> TASK MATERIAL
>> START

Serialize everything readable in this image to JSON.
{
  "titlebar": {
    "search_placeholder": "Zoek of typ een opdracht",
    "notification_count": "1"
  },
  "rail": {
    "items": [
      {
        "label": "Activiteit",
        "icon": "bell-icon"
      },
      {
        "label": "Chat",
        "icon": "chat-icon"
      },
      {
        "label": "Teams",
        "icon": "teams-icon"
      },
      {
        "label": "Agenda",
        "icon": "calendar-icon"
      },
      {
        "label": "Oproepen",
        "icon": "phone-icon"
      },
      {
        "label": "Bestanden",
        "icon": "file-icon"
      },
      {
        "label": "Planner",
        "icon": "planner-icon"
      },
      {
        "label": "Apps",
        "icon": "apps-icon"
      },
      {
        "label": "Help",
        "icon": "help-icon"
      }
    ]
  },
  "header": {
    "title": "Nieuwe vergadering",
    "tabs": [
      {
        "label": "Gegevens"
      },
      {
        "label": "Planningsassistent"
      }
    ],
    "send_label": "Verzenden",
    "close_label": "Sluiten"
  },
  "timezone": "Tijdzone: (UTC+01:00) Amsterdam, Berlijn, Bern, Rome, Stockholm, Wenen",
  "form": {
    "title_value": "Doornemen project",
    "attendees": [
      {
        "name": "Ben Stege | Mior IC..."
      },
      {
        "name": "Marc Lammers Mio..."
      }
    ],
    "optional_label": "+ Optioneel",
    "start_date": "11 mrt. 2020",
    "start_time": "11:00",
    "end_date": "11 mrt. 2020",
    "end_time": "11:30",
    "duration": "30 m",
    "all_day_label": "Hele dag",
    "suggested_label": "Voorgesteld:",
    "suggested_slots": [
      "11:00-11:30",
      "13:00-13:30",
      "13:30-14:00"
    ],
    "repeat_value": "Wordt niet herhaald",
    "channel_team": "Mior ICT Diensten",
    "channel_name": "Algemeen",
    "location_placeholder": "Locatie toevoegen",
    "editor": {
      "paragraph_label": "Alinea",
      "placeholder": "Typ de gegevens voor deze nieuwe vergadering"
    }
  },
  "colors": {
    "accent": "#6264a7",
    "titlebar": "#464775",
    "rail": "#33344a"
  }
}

>> END

> TASK TO COMPLETE
Repeat the data verbatim.

> CORRECT ANSWER
Serialize everything readable in this image to JSON.
{
  "titlebar": {
    "search_placeholder": "Zoek of typ een opdracht",
    "notification_count": "1"
  },
  "rail": {
    "items": [
      {
        "label": "Activiteit",
        "icon": "bell-icon"
      },
      {
        "label": "Chat",
        "icon": "chat-icon"
      },
      {
        "label": "Teams",
        "icon": "teams-icon"
      },
      {
        "label": "Agenda",
        "icon": "calendar-icon"
      },
      {
        "label": "Oproepen",
        "icon": "phone-icon"
      },
      {
        "label": "Bestanden",
        "icon": "file-icon"
      },
      {
        "label": "Planner",
        "icon": "planner-icon"
      },
      {
        "label": "Apps",
        "icon": "apps-icon"
      },
      {
        "label": "Help",
        "icon": "help-icon"
      }
    ]
  },
  "header": {
    "title": "Nieuwe vergadering",
    "tabs": [
      {
        "label": "Gegevens"
      },
      {
        "label": "Planningsassistent"
      }
    ],
    "send_label": "Verzenden",
    "close_label": "Sluiten"
  },
  "timezone": "Tijdzone: (UTC+01:00) Amsterdam, Berlijn, Bern, Rome, Stockholm, Wenen",
  "form": {
    "title_value": "Doornemen project",
    "attendees": [
      {
        "name": "Ben Stege | Mior IC..."
      },
      {
        "name": "Marc Lammers Mio..."
      }
    ],
    "optional_label": "+ Optioneel",
    "start_date": "11 mrt. 2020",
    "start_time": "11:00",
    "end_date": "11 mrt. 2020",
    "end_time": "11:30",
    "duration": "30 m",
    "all_day_label": "Hele dag",
    "suggested_label": "Voorgesteld:",
    "suggested_slots": [
      "11:00-11:30",
      "13:00-13:30",
      "13:30-14:00"
    ],
    "repeat_value": "Wordt niet herhaald",
    "channel_team": "Mior ICT Diensten",
    "channel_name": "Algemeen",
    "location_placeholder": "Locatie toevoegen",
    "editor": {
      "paragraph_label": "Alinea",
      "placeholder": "Typ de gegevens voor deze nieuwe vergadering"
    }
  },
  "colors": {
    "accent": "#6264a7",
    "titlebar": "#464775",
    "rail": "#33344a"
  }
}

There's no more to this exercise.